→ **Data entries for graphics**:
________

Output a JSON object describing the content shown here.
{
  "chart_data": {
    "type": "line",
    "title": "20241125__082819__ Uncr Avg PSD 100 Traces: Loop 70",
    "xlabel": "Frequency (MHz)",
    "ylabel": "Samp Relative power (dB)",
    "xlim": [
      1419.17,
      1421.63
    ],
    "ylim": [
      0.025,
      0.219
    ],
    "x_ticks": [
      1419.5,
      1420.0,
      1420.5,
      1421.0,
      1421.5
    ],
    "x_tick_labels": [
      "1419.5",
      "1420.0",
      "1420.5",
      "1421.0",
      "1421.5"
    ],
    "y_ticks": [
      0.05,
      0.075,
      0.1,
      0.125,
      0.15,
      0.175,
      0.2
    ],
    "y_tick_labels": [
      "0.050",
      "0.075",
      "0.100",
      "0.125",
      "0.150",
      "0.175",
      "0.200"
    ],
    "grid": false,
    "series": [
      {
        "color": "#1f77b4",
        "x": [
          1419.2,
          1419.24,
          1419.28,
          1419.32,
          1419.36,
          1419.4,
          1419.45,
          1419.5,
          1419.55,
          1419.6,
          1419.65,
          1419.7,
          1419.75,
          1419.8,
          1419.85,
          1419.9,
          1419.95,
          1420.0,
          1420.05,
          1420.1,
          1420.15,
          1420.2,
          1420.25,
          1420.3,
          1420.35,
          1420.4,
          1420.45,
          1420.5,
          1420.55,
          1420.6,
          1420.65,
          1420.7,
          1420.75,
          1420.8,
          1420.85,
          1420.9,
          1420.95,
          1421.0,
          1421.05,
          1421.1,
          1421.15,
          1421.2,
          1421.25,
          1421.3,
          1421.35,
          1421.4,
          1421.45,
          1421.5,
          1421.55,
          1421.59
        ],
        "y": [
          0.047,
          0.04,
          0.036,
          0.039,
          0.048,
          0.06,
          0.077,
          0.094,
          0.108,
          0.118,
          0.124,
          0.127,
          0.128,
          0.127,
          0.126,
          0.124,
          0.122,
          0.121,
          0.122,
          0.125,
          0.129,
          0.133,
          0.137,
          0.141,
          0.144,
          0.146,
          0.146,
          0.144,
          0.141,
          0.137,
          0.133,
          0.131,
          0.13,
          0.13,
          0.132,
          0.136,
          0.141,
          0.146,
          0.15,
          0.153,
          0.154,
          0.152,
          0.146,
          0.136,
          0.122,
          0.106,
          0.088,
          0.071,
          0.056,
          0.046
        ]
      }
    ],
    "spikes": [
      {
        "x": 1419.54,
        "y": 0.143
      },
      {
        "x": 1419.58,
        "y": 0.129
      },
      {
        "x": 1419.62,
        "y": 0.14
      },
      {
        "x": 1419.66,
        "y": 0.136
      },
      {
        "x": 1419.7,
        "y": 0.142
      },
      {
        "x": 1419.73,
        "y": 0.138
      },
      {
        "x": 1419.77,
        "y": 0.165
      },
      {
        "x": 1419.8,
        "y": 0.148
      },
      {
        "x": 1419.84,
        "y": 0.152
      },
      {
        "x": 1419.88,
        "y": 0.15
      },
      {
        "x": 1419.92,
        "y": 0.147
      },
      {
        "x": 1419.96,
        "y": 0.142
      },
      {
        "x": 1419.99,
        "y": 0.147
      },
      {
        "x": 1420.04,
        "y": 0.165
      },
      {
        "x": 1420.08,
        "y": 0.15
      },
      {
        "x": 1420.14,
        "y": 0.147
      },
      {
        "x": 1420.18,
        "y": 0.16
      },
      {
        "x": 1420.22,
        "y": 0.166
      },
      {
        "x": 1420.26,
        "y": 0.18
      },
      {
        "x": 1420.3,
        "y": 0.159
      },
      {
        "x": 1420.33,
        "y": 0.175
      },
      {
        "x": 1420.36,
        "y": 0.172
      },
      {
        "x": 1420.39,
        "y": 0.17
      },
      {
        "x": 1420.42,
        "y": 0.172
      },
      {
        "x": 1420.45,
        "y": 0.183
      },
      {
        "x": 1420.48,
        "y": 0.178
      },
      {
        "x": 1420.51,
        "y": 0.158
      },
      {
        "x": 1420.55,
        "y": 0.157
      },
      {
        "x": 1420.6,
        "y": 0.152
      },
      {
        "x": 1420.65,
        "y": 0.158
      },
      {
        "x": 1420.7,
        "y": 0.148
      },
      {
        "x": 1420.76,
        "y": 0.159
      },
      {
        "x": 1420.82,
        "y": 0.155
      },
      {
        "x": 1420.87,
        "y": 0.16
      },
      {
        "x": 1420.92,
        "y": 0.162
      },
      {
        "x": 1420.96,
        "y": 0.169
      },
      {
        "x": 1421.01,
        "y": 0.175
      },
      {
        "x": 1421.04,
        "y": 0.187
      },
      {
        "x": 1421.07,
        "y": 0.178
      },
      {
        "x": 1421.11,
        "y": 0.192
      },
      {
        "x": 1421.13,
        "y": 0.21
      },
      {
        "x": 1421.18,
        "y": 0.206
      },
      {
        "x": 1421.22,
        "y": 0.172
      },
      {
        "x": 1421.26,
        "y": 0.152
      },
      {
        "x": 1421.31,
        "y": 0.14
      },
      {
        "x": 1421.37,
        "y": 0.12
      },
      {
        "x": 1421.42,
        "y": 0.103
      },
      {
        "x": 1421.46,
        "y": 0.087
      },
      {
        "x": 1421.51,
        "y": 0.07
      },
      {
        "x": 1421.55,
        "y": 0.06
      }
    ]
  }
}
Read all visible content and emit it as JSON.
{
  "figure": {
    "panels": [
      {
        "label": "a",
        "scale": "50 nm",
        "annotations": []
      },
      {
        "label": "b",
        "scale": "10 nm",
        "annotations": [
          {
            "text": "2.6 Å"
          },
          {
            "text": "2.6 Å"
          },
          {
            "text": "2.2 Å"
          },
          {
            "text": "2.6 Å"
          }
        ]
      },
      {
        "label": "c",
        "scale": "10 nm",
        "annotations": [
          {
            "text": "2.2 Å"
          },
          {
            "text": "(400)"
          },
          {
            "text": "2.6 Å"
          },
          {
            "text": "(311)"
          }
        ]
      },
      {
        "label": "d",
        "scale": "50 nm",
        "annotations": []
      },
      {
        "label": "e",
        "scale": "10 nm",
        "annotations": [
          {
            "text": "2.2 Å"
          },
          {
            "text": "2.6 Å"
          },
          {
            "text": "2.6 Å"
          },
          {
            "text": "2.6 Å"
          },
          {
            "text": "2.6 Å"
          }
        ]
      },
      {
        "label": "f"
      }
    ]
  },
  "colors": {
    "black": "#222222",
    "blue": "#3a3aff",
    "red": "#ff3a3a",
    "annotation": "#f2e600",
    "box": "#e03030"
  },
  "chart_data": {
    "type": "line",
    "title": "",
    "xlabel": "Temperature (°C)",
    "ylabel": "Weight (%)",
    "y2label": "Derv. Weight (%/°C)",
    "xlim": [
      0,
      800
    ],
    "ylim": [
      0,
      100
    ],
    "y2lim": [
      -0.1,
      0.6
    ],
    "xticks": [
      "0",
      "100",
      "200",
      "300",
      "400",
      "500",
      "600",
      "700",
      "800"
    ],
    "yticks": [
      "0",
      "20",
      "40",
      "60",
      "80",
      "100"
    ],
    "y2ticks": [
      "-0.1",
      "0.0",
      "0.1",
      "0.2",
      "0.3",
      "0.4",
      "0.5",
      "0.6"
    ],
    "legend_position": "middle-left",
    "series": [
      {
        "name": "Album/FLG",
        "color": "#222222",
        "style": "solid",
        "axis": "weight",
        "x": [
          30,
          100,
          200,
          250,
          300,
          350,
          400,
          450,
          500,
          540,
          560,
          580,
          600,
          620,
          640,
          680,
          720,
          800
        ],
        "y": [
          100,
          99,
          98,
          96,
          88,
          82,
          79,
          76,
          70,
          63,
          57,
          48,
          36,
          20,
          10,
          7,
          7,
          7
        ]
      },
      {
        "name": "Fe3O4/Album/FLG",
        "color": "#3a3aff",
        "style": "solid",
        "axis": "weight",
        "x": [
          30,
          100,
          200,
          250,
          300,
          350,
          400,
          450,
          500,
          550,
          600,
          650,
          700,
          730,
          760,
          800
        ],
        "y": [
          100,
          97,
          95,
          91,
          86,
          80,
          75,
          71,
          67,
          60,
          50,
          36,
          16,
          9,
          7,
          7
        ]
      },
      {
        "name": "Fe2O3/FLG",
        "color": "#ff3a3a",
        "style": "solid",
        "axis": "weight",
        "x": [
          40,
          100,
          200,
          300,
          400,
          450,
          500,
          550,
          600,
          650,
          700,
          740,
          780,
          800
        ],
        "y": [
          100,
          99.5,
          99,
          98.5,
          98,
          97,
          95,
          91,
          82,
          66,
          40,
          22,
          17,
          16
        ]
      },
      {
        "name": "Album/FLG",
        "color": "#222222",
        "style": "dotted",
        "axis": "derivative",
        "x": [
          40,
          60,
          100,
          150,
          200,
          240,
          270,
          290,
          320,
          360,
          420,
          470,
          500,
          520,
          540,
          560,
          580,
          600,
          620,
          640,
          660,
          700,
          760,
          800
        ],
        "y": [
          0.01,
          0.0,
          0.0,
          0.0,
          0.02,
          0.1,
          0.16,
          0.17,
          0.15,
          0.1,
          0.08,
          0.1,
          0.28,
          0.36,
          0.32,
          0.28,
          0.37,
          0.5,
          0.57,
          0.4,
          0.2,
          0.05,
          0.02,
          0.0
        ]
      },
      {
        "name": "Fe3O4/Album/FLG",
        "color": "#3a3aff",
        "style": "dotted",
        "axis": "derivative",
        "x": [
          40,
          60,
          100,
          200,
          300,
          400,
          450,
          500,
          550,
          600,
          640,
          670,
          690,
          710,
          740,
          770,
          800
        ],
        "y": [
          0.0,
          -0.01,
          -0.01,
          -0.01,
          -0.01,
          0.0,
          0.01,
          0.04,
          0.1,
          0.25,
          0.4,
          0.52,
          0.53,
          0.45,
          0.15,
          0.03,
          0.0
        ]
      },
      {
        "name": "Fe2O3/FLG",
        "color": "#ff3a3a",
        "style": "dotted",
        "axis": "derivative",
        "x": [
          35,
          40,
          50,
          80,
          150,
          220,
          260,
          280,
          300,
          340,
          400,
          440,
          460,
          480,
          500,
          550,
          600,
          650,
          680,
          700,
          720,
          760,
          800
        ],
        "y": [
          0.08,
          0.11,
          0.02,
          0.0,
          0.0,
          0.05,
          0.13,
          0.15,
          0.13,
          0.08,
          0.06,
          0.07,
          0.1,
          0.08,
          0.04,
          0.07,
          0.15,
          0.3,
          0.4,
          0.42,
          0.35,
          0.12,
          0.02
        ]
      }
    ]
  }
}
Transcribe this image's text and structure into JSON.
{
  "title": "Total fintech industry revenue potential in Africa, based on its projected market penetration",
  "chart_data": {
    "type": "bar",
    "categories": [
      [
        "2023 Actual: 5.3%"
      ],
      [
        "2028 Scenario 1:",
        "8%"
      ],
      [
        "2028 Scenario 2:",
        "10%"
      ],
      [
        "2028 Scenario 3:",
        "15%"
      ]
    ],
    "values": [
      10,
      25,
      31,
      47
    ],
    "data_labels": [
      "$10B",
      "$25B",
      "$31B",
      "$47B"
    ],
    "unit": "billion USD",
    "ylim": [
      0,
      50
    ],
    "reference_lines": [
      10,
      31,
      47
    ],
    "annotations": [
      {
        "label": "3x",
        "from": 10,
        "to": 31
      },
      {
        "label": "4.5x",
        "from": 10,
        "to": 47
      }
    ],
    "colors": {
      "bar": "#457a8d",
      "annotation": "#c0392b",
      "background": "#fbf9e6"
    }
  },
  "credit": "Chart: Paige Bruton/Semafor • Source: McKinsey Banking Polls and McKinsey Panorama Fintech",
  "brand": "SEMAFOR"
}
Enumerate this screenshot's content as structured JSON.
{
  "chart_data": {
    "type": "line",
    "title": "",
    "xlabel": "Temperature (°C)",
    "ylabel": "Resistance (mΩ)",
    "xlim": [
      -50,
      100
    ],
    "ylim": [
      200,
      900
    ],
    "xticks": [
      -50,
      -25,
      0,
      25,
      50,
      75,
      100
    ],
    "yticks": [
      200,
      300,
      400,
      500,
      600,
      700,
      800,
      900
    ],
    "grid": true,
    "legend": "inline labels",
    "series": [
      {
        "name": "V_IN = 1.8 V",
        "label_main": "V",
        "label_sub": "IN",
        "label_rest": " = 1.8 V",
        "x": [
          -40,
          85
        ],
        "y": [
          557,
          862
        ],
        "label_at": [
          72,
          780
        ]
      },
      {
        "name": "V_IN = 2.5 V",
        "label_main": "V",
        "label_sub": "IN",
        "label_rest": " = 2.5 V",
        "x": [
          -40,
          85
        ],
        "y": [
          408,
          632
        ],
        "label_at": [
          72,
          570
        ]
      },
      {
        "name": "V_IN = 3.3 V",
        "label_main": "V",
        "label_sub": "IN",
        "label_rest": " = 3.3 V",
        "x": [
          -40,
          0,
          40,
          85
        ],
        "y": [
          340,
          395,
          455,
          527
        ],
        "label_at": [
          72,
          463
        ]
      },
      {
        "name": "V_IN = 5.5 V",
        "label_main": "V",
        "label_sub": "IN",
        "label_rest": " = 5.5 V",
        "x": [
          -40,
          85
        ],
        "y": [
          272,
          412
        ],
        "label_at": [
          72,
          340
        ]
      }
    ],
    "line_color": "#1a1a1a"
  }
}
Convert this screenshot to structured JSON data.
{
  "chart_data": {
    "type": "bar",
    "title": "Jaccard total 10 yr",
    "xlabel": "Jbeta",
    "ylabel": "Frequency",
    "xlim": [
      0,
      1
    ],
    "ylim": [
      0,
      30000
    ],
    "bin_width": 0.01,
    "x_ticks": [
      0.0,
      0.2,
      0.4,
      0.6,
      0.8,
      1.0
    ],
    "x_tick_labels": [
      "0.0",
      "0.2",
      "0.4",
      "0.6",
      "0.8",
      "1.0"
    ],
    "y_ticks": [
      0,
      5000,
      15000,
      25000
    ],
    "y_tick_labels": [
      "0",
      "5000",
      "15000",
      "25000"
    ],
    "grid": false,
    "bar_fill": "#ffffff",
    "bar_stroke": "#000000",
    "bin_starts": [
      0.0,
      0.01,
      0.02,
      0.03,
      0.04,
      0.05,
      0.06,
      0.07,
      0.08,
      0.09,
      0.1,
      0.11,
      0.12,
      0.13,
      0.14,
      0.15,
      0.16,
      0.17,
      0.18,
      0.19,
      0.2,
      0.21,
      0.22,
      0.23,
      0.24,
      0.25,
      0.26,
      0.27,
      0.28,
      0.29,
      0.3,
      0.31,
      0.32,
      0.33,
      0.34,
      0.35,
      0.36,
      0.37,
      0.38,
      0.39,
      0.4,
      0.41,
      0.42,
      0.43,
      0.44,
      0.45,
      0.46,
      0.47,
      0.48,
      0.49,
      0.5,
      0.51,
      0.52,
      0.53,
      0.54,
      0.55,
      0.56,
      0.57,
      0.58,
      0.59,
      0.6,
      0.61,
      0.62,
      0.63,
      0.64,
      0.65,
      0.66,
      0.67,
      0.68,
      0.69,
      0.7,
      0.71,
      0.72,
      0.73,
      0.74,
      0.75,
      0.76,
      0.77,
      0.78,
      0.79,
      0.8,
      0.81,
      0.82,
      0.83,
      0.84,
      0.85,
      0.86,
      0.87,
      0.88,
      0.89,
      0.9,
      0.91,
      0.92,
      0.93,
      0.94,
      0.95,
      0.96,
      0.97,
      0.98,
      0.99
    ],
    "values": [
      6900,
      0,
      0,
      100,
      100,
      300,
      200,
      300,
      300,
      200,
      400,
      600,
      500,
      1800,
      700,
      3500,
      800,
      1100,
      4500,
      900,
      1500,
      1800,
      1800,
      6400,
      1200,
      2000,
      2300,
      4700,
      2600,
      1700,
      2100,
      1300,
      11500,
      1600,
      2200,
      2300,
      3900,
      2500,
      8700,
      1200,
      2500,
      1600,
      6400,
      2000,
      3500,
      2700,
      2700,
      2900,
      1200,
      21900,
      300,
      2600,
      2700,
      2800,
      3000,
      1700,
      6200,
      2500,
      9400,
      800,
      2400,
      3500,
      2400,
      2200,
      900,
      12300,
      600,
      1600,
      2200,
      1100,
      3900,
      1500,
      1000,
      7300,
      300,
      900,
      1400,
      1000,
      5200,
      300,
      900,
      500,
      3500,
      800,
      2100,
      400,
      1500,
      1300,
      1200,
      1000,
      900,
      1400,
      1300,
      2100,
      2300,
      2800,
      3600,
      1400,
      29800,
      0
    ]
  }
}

________

→ **WORK TO COMPLETE**: Pick out the lines above containing the word "JSON", then copy them.

→ **FINAL ANSWER**:
Output a JSON object describing the content shown here.
Read all visible content and emit it as JSON.
Transcribe this image's text and structure into JSON.
Enumerate this screenshot's content as structured JSON.
Convert this screenshot to structured JSON data.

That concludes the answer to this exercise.